======== AVAILABLE RECORDS ========
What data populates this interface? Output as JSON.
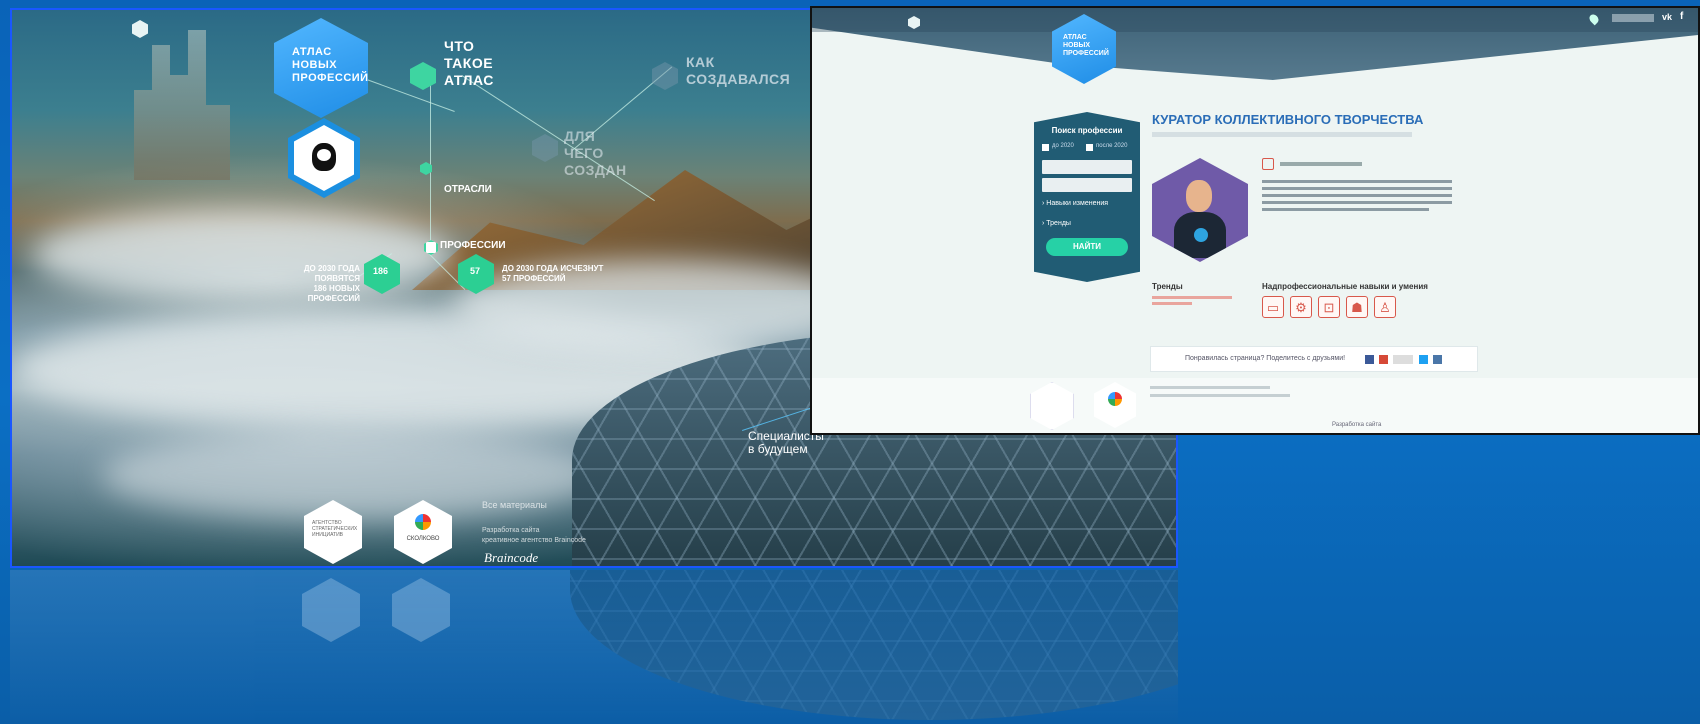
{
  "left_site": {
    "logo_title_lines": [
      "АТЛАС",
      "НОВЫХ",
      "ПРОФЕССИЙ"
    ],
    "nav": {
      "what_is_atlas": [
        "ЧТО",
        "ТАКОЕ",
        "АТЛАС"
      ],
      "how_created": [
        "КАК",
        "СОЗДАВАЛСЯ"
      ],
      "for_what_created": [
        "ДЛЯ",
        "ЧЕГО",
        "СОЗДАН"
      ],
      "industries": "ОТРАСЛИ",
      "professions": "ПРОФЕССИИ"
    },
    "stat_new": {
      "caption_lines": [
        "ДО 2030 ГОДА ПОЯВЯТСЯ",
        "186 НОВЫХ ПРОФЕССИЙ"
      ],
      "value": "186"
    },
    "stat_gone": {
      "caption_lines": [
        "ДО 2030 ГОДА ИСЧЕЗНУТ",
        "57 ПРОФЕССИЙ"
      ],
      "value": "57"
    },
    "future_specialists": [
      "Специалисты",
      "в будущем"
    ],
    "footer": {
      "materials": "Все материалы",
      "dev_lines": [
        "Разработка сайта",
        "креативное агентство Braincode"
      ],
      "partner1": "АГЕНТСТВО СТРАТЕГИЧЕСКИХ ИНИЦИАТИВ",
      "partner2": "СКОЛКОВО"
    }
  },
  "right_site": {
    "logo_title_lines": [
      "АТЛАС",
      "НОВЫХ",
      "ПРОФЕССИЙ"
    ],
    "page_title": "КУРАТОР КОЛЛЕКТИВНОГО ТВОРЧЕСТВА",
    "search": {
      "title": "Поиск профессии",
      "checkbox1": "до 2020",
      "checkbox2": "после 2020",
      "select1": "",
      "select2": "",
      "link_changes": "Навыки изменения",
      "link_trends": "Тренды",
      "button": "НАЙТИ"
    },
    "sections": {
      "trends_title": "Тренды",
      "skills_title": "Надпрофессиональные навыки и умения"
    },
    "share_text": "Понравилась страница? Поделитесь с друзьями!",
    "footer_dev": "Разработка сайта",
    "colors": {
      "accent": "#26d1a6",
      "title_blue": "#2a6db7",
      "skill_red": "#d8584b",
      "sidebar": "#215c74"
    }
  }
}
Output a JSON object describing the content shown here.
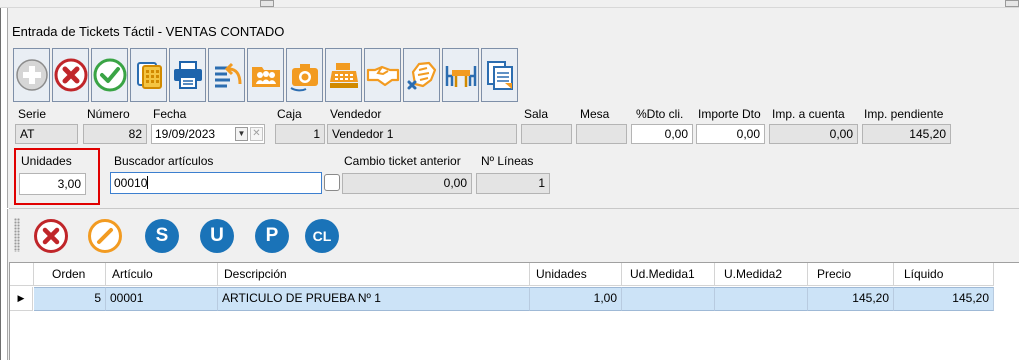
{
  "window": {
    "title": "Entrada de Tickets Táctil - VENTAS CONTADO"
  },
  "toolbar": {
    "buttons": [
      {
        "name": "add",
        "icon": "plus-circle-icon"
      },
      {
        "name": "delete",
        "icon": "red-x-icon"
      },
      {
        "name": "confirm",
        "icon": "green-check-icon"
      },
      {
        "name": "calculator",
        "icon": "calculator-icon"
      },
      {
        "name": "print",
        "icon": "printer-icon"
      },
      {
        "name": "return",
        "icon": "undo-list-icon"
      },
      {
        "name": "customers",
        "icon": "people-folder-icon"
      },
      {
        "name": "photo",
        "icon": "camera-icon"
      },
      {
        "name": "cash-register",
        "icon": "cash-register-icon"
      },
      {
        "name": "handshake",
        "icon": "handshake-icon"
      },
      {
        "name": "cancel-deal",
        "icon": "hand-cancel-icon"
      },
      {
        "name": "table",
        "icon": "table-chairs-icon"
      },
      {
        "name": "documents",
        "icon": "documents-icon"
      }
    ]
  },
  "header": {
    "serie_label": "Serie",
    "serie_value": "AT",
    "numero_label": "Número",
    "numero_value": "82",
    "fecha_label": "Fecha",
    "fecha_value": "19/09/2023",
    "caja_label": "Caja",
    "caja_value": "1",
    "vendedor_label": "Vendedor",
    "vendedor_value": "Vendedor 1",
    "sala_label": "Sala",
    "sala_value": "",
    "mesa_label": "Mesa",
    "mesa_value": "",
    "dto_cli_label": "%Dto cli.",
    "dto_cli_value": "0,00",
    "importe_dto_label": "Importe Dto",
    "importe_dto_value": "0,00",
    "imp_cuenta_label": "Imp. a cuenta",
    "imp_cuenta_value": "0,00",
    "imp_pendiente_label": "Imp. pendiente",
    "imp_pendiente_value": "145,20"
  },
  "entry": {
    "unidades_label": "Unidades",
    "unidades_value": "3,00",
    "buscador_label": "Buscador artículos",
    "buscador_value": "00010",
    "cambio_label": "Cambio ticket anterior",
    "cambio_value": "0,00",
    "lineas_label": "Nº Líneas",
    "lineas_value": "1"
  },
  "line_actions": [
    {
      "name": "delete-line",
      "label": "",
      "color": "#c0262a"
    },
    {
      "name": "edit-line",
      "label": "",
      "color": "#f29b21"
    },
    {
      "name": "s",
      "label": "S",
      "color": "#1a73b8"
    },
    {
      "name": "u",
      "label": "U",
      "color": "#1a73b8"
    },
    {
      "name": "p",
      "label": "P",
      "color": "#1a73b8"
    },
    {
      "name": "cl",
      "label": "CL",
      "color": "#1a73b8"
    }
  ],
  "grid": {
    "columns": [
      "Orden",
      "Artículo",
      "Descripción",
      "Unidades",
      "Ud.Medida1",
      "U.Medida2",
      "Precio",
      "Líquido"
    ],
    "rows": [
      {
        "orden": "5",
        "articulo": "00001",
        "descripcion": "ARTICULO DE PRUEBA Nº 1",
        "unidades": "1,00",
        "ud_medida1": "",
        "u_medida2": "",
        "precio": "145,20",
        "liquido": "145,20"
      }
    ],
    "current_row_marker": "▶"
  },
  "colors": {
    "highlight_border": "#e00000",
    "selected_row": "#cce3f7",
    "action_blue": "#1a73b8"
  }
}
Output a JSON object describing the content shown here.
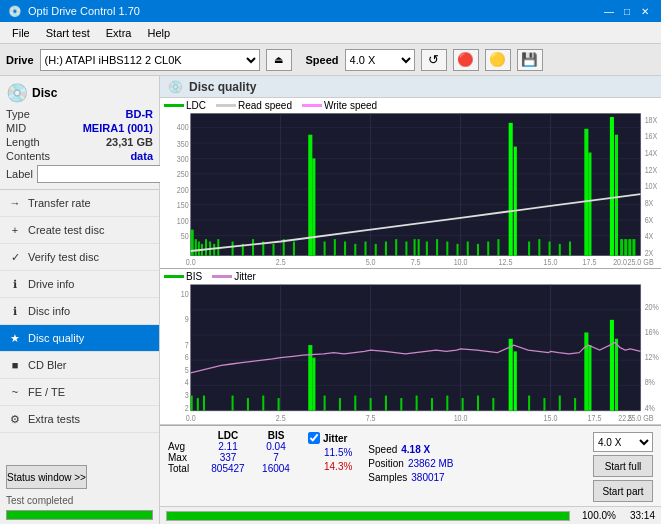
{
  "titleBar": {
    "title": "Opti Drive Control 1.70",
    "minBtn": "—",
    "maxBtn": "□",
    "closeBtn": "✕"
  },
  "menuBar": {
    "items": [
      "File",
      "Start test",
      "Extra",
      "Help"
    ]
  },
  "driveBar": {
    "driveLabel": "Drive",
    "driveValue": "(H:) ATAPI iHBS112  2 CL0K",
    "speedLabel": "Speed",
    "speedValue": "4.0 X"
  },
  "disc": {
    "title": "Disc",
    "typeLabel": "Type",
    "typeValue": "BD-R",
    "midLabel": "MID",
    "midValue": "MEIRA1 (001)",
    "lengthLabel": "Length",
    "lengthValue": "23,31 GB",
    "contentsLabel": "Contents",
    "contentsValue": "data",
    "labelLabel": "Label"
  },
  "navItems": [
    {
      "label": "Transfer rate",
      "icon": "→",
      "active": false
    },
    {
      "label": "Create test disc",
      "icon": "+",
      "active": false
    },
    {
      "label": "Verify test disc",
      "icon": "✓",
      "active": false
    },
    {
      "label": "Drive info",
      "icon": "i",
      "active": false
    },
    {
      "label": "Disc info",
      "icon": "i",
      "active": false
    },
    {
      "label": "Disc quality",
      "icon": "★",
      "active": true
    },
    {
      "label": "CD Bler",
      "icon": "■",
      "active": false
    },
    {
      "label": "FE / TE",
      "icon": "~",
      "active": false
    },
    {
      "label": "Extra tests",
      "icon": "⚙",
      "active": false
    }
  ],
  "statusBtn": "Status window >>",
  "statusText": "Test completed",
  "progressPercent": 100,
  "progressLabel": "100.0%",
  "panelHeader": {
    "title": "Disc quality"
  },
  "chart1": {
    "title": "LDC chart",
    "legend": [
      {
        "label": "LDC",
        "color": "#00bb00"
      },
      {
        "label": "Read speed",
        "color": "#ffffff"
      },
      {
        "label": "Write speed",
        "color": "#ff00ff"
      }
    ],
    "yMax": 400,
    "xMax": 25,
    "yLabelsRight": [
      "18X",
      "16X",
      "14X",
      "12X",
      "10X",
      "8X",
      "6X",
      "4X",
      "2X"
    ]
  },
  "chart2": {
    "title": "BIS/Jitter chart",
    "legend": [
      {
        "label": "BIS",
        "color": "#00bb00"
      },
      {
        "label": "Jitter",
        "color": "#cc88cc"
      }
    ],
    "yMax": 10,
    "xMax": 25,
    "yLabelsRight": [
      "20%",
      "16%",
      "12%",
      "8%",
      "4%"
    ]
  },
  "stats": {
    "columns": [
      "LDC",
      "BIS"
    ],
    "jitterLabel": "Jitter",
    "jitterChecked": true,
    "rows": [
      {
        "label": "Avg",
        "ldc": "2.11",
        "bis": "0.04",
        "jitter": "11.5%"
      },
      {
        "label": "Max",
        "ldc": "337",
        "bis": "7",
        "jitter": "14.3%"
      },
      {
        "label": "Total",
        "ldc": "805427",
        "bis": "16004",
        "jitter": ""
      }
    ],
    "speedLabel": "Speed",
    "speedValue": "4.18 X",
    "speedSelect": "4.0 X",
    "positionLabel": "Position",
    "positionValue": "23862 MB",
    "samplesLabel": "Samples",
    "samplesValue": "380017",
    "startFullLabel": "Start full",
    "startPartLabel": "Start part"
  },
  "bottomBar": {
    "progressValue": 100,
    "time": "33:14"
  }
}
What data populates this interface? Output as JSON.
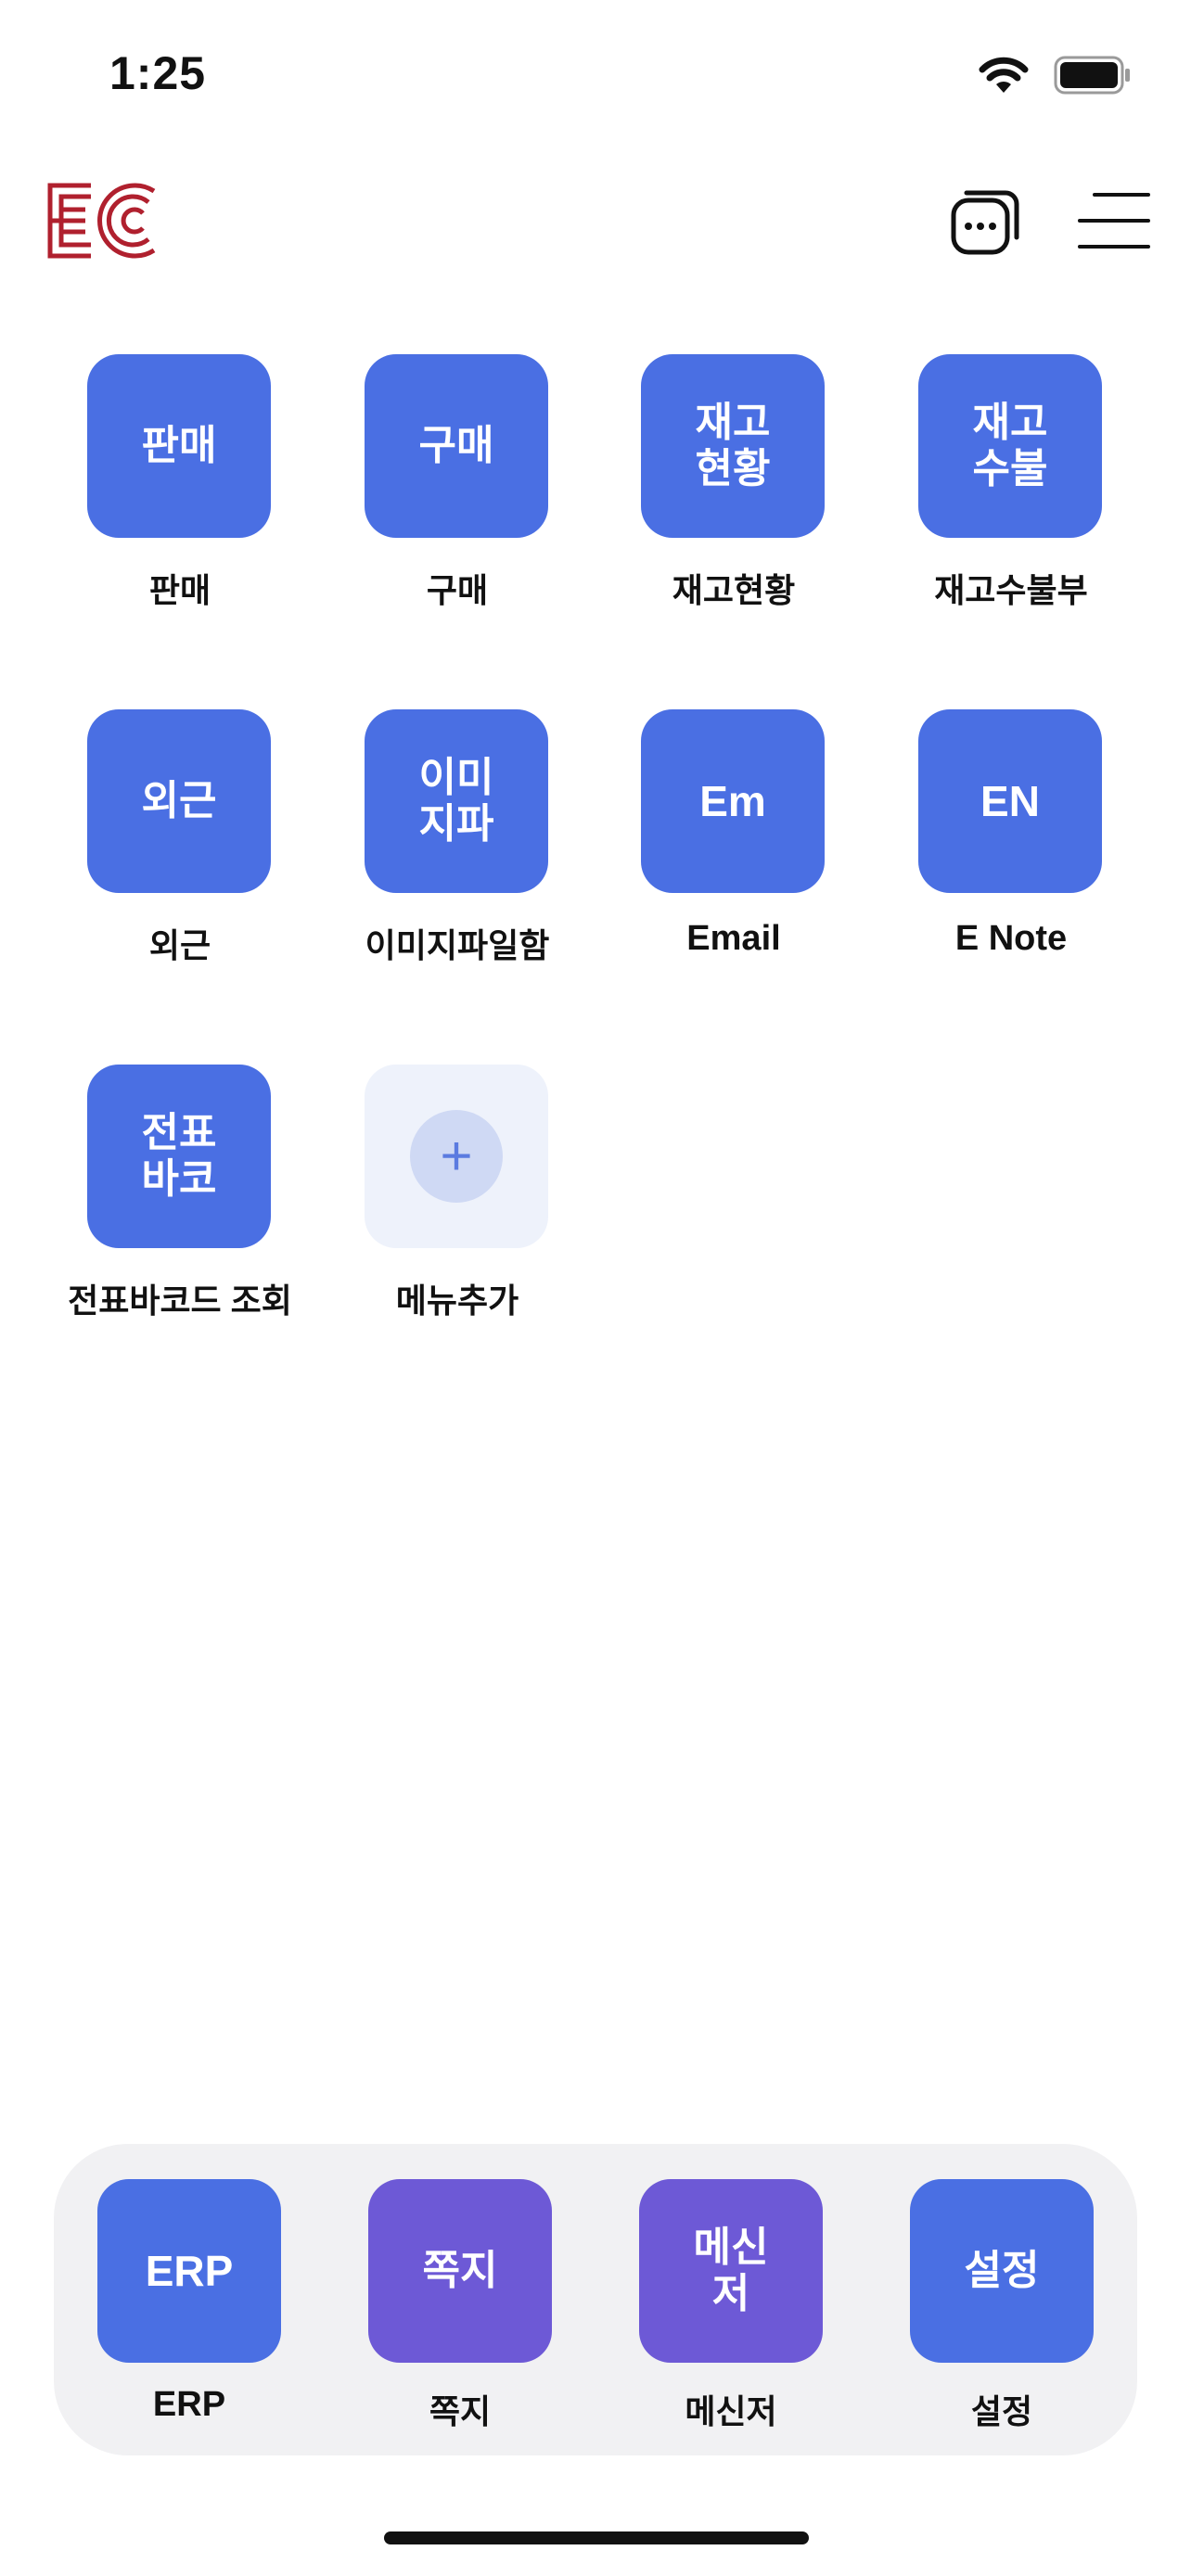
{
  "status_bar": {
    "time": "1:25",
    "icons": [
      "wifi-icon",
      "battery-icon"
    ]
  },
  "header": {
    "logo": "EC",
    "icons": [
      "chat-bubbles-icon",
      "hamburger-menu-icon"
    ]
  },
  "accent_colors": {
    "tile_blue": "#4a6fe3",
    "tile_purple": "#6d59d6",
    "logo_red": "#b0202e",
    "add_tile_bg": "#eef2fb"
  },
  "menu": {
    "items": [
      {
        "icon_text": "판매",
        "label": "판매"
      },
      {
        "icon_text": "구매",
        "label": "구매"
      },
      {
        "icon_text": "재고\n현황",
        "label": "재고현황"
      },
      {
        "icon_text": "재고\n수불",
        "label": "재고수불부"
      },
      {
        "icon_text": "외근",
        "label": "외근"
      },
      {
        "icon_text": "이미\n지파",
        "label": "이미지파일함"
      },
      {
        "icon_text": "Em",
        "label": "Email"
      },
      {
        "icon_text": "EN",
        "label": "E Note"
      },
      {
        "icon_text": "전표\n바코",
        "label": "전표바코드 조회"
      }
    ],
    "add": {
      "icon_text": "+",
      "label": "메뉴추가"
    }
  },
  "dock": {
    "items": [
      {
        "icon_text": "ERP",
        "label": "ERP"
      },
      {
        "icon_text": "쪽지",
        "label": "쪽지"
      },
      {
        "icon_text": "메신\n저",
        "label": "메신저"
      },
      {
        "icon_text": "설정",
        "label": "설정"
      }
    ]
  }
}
========
WORK REQUIRED:
Identify each line in the records above containing the word "cancel"; copy those lines.

TASK OUTPUT:
        "name": "cancel-deal",
        "icon": "hand-cancel-icon"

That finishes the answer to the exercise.